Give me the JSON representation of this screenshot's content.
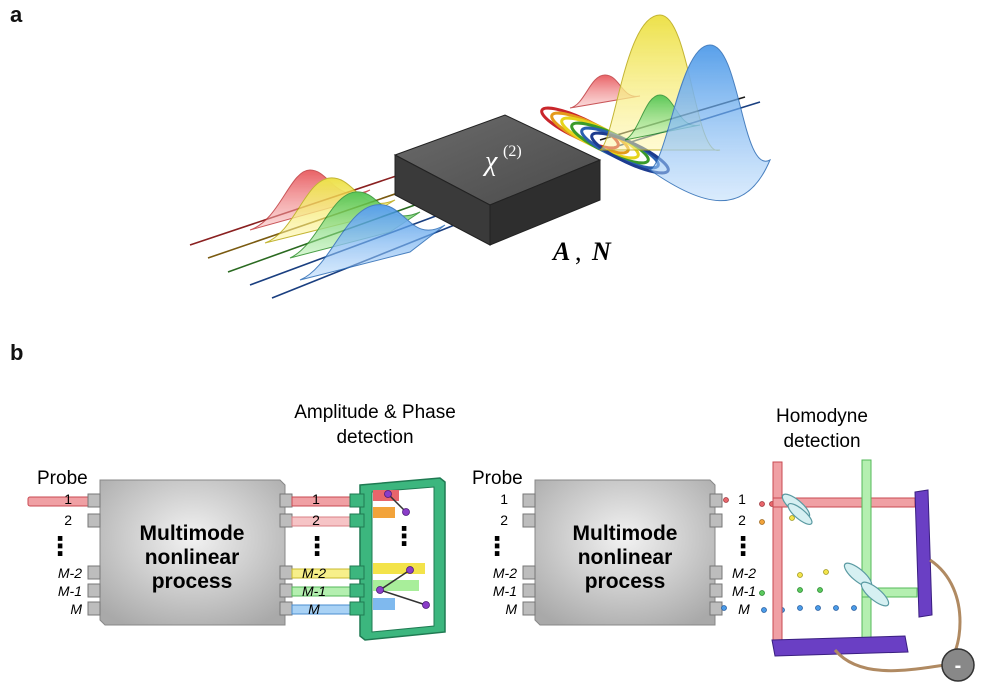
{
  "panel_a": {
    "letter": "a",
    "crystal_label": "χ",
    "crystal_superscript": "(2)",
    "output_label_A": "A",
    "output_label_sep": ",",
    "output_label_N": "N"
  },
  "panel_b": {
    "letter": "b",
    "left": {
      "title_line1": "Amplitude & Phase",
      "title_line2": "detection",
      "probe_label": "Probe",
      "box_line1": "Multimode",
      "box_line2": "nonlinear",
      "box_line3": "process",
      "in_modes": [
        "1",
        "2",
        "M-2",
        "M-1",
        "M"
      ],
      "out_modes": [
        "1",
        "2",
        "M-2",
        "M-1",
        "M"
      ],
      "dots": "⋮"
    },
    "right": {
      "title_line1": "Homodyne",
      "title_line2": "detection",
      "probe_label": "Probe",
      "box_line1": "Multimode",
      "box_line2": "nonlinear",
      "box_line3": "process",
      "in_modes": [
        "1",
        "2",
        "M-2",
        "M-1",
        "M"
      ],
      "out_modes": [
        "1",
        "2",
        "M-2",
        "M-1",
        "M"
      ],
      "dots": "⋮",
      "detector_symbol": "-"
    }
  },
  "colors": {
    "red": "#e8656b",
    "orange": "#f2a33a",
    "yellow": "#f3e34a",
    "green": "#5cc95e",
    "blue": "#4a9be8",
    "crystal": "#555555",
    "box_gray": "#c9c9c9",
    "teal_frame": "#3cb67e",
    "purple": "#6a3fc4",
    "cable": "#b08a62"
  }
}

**Set problem:**
From the data above, write out everything exactly except the pictures.

**Result below:**
Give me the JSON representation of this screenshot's content.
{
  "panel_a": {
    "letter": "a",
    "crystal_label": "χ",
    "crystal_superscript": "(2)",
    "output_label_A": "A",
    "output_label_sep": ",",
    "output_label_N": "N"
  },
  "panel_b": {
    "letter": "b",
    "left": {
      "title_line1": "Amplitude & Phase",
      "title_line2": "detection",
      "probe_label": "Probe",
      "box_line1": "Multimode",
      "box_line2": "nonlinear",
      "box_line3": "process",
      "in_modes": [
        "1",
        "2",
        "M-2",
        "M-1",
        "M"
      ],
      "out_modes": [
        "1",
        "2",
        "M-2",
        "M-1",
        "M"
      ],
      "dots": "⋮"
    },
    "right": {
      "title_line1": "Homodyne",
      "title_line2": "detection",
      "probe_label": "Probe",
      "box_line1": "Multimode",
      "box_line2": "nonlinear",
      "box_line3": "process",
      "in_modes": [
        "1",
        "2",
        "M-2",
        "M-1",
        "M"
      ],
      "out_modes": [
        "1",
        "2",
        "M-2",
        "M-1",
        "M"
      ],
      "dots": "⋮",
      "detector_symbol": "-"
    }
  },
  "colors": {
    "red": "#e8656b",
    "orange": "#f2a33a",
    "yellow": "#f3e34a",
    "green": "#5cc95e",
    "blue": "#4a9be8",
    "crystal": "#555555",
    "box_gray": "#c9c9c9",
    "teal_frame": "#3cb67e",
    "purple": "#6a3fc4",
    "cable": "#b08a62"
  }
}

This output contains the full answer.